▶ **GOAL OF THE EXERCISE**
Extract the full set of records that follows, word for word.

Records from a collection of figures
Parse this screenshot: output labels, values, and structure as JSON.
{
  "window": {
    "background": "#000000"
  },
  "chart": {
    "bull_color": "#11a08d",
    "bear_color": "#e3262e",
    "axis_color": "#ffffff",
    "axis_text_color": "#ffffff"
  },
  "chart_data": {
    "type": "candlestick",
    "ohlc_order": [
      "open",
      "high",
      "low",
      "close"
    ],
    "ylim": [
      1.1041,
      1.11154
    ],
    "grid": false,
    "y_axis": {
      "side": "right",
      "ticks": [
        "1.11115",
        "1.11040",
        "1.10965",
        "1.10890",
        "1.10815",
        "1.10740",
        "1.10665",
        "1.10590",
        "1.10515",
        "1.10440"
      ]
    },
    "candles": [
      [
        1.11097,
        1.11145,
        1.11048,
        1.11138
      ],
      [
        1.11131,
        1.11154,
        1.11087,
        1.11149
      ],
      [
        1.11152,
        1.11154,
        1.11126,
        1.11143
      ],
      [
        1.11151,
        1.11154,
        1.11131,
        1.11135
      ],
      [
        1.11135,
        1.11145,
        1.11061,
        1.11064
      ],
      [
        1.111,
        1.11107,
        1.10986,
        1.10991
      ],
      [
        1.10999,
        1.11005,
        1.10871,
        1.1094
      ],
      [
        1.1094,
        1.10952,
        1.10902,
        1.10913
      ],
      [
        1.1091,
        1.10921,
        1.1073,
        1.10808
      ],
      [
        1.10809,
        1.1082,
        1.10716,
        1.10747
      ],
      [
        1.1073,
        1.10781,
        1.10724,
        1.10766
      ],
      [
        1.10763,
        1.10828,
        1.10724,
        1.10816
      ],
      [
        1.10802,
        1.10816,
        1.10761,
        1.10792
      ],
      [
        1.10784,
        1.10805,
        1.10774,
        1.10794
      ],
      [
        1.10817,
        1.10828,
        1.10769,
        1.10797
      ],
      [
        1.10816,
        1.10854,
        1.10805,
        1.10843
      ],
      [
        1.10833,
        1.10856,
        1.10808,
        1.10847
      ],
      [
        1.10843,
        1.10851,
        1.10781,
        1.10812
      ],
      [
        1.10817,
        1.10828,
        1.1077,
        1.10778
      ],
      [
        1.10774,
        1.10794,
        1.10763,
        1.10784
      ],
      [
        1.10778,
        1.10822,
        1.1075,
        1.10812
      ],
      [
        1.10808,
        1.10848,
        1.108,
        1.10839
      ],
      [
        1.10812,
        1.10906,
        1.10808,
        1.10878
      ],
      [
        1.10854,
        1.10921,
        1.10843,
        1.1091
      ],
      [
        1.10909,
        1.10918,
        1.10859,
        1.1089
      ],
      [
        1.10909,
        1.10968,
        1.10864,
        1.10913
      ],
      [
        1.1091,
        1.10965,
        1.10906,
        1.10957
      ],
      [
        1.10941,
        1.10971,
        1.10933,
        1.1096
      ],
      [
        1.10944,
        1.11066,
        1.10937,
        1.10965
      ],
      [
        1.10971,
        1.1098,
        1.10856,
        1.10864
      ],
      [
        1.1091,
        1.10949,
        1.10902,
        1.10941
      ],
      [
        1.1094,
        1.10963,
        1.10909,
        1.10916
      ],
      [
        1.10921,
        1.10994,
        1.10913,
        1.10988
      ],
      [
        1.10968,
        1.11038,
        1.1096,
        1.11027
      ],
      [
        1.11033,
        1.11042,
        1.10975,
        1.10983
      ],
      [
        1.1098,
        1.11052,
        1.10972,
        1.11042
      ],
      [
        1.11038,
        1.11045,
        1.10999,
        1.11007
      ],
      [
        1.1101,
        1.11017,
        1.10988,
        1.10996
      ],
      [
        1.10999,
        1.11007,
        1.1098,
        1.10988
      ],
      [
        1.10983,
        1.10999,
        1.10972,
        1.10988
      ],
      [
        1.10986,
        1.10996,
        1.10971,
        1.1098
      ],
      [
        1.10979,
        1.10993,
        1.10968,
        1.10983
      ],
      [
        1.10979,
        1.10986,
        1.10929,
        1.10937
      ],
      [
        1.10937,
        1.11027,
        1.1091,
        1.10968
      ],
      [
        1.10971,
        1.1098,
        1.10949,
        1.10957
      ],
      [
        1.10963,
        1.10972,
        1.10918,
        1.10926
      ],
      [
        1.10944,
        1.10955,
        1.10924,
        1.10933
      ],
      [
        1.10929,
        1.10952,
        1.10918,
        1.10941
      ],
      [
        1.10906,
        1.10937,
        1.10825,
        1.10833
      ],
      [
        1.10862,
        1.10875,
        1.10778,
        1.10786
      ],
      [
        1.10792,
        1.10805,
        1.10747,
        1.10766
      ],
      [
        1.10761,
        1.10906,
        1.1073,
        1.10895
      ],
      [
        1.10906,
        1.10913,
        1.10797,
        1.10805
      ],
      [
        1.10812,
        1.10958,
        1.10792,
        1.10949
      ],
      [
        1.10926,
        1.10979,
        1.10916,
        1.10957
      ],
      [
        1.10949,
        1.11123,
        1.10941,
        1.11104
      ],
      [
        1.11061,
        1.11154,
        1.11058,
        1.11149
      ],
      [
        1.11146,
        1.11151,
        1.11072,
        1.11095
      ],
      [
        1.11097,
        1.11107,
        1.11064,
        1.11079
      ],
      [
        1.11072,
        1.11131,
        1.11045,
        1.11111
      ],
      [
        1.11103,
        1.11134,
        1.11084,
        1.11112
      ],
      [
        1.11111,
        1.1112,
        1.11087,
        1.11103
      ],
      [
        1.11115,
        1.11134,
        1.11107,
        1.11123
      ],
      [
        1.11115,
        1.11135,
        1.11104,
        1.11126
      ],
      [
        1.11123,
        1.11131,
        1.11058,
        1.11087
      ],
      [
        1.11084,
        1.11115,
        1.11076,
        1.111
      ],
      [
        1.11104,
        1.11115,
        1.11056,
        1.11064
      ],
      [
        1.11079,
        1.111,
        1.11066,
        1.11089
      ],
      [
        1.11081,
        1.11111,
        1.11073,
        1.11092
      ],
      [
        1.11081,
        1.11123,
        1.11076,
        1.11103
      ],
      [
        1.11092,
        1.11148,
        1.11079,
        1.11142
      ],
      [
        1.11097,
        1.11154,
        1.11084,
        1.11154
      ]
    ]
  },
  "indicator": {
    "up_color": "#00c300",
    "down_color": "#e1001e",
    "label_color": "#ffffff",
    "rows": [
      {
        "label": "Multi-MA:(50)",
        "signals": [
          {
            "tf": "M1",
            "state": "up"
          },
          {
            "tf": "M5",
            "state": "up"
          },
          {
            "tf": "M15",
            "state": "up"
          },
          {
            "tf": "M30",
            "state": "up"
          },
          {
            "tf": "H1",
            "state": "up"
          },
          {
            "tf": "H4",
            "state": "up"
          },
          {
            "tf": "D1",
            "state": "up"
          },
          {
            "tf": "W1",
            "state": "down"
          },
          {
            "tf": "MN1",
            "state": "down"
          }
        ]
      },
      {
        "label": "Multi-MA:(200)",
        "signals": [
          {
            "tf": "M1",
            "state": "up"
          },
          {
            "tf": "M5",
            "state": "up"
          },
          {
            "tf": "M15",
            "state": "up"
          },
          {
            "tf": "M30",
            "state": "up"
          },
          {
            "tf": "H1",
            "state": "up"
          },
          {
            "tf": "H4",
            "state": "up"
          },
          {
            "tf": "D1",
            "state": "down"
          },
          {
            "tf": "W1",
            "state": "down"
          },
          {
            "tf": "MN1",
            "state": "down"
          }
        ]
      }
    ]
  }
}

▶ **OUTPUT**
Parse this screenshot: output labels, values, and structure as JSON.
{
  "window": {
    "background": "#000000"
  },
  "chart": {
    "bull_color": "#11a08d",
    "bear_color": "#e3262e",
    "axis_color": "#ffffff",
    "axis_text_color": "#ffffff"
  },
  "chart_data": {
    "type": "candlestick",
    "ohlc_order": [
      "open",
      "high",
      "low",
      "close"
    ],
    "ylim": [
      1.1041,
      1.11154
    ],
    "grid": false,
    "y_axis": {
      "side": "right",
      "ticks": [
        "1.11115",
        "1.11040",
        "1.10965",
        "1.10890",
        "1.10815",
        "1.10740",
        "1.10665",
        "1.10590",
        "1.10515",
        "1.10440"
      ]
    },
    "candles": [
      [
        1.11097,
        1.11145,
        1.11048,
        1.11138
      ],
      [
        1.11131,
        1.11154,
        1.11087,
        1.11149
      ],
      [
        1.11152,
        1.11154,
        1.11126,
        1.11143
      ],
      [
        1.11151,
        1.11154,
        1.11131,
        1.11135
      ],
      [
        1.11135,
        1.11145,
        1.11061,
        1.11064
      ],
      [
        1.111,
        1.11107,
        1.10986,
        1.10991
      ],
      [
        1.10999,
        1.11005,
        1.10871,
        1.1094
      ],
      [
        1.1094,
        1.10952,
        1.10902,
        1.10913
      ],
      [
        1.1091,
        1.10921,
        1.1073,
        1.10808
      ],
      [
        1.10809,
        1.1082,
        1.10716,
        1.10747
      ],
      [
        1.1073,
        1.10781,
        1.10724,
        1.10766
      ],
      [
        1.10763,
        1.10828,
        1.10724,
        1.10816
      ],
      [
        1.10802,
        1.10816,
        1.10761,
        1.10792
      ],
      [
        1.10784,
        1.10805,
        1.10774,
        1.10794
      ],
      [
        1.10817,
        1.10828,
        1.10769,
        1.10797
      ],
      [
        1.10816,
        1.10854,
        1.10805,
        1.10843
      ],
      [
        1.10833,
        1.10856,
        1.10808,
        1.10847
      ],
      [
        1.10843,
        1.10851,
        1.10781,
        1.10812
      ],
      [
        1.10817,
        1.10828,
        1.1077,
        1.10778
      ],
      [
        1.10774,
        1.10794,
        1.10763,
        1.10784
      ],
      [
        1.10778,
        1.10822,
        1.1075,
        1.10812
      ],
      [
        1.10808,
        1.10848,
        1.108,
        1.10839
      ],
      [
        1.10812,
        1.10906,
        1.10808,
        1.10878
      ],
      [
        1.10854,
        1.10921,
        1.10843,
        1.1091
      ],
      [
        1.10909,
        1.10918,
        1.10859,
        1.1089
      ],
      [
        1.10909,
        1.10968,
        1.10864,
        1.10913
      ],
      [
        1.1091,
        1.10965,
        1.10906,
        1.10957
      ],
      [
        1.10941,
        1.10971,
        1.10933,
        1.1096
      ],
      [
        1.10944,
        1.11066,
        1.10937,
        1.10965
      ],
      [
        1.10971,
        1.1098,
        1.10856,
        1.10864
      ],
      [
        1.1091,
        1.10949,
        1.10902,
        1.10941
      ],
      [
        1.1094,
        1.10963,
        1.10909,
        1.10916
      ],
      [
        1.10921,
        1.10994,
        1.10913,
        1.10988
      ],
      [
        1.10968,
        1.11038,
        1.1096,
        1.11027
      ],
      [
        1.11033,
        1.11042,
        1.10975,
        1.10983
      ],
      [
        1.1098,
        1.11052,
        1.10972,
        1.11042
      ],
      [
        1.11038,
        1.11045,
        1.10999,
        1.11007
      ],
      [
        1.1101,
        1.11017,
        1.10988,
        1.10996
      ],
      [
        1.10999,
        1.11007,
        1.1098,
        1.10988
      ],
      [
        1.10983,
        1.10999,
        1.10972,
        1.10988
      ],
      [
        1.10986,
        1.10996,
        1.10971,
        1.1098
      ],
      [
        1.10979,
        1.10993,
        1.10968,
        1.10983
      ],
      [
        1.10979,
        1.10986,
        1.10929,
        1.10937
      ],
      [
        1.10937,
        1.11027,
        1.1091,
        1.10968
      ],
      [
        1.10971,
        1.1098,
        1.10949,
        1.10957
      ],
      [
        1.10963,
        1.10972,
        1.10918,
        1.10926
      ],
      [
        1.10944,
        1.10955,
        1.10924,
        1.10933
      ],
      [
        1.10929,
        1.10952,
        1.10918,
        1.10941
      ],
      [
        1.10906,
        1.10937,
        1.10825,
        1.10833
      ],
      [
        1.10862,
        1.10875,
        1.10778,
        1.10786
      ],
      [
        1.10792,
        1.10805,
        1.10747,
        1.10766
      ],
      [
        1.10761,
        1.10906,
        1.1073,
        1.10895
      ],
      [
        1.10906,
        1.10913,
        1.10797,
        1.10805
      ],
      [
        1.10812,
        1.10958,
        1.10792,
        1.10949
      ],
      [
        1.10926,
        1.10979,
        1.10916,
        1.10957
      ],
      [
        1.10949,
        1.11123,
        1.10941,
        1.11104
      ],
      [
        1.11061,
        1.11154,
        1.11058,
        1.11149
      ],
      [
        1.11146,
        1.11151,
        1.11072,
        1.11095
      ],
      [
        1.11097,
        1.11107,
        1.11064,
        1.11079
      ],
      [
        1.11072,
        1.11131,
        1.11045,
        1.11111
      ],
      [
        1.11103,
        1.11134,
        1.11084,
        1.11112
      ],
      [
        1.11111,
        1.1112,
        1.11087,
        1.11103
      ],
      [
        1.11115,
        1.11134,
        1.11107,
        1.11123
      ],
      [
        1.11115,
        1.11135,
        1.11104,
        1.11126
      ],
      [
        1.11123,
        1.11131,
        1.11058,
        1.11087
      ],
      [
        1.11084,
        1.11115,
        1.11076,
        1.111
      ],
      [
        1.11104,
        1.11115,
        1.11056,
        1.11064
      ],
      [
        1.11079,
        1.111,
        1.11066,
        1.11089
      ],
      [
        1.11081,
        1.11111,
        1.11073,
        1.11092
      ],
      [
        1.11081,
        1.11123,
        1.11076,
        1.11103
      ],
      [
        1.11092,
        1.11148,
        1.11079,
        1.11142
      ],
      [
        1.11097,
        1.11154,
        1.11084,
        1.11154
      ]
    ]
  },
  "indicator": {
    "up_color": "#00c300",
    "down_color": "#e1001e",
    "label_color": "#ffffff",
    "rows": [
      {
        "label": "Multi-MA:(50)",
        "signals": [
          {
            "tf": "M1",
            "state": "up"
          },
          {
            "tf": "M5",
            "state": "up"
          },
          {
            "tf": "M15",
            "state": "up"
          },
          {
            "tf": "M30",
            "state": "up"
          },
          {
            "tf": "H1",
            "state": "up"
          },
          {
            "tf": "H4",
            "state": "up"
          },
          {
            "tf": "D1",
            "state": "up"
          },
          {
            "tf": "W1",
            "state": "down"
          },
          {
            "tf": "MN1",
            "state": "down"
          }
        ]
      },
      {
        "label": "Multi-MA:(200)",
        "signals": [
          {
            "tf": "M1",
            "state": "up"
          },
          {
            "tf": "M5",
            "state": "up"
          },
          {
            "tf": "M15",
            "state": "up"
          },
          {
            "tf": "M30",
            "state": "up"
          },
          {
            "tf": "H1",
            "state": "up"
          },
          {
            "tf": "H4",
            "state": "up"
          },
          {
            "tf": "D1",
            "state": "down"
          },
          {
            "tf": "W1",
            "state": "down"
          },
          {
            "tf": "MN1",
            "state": "down"
          }
        ]
      }
    ]
  }
}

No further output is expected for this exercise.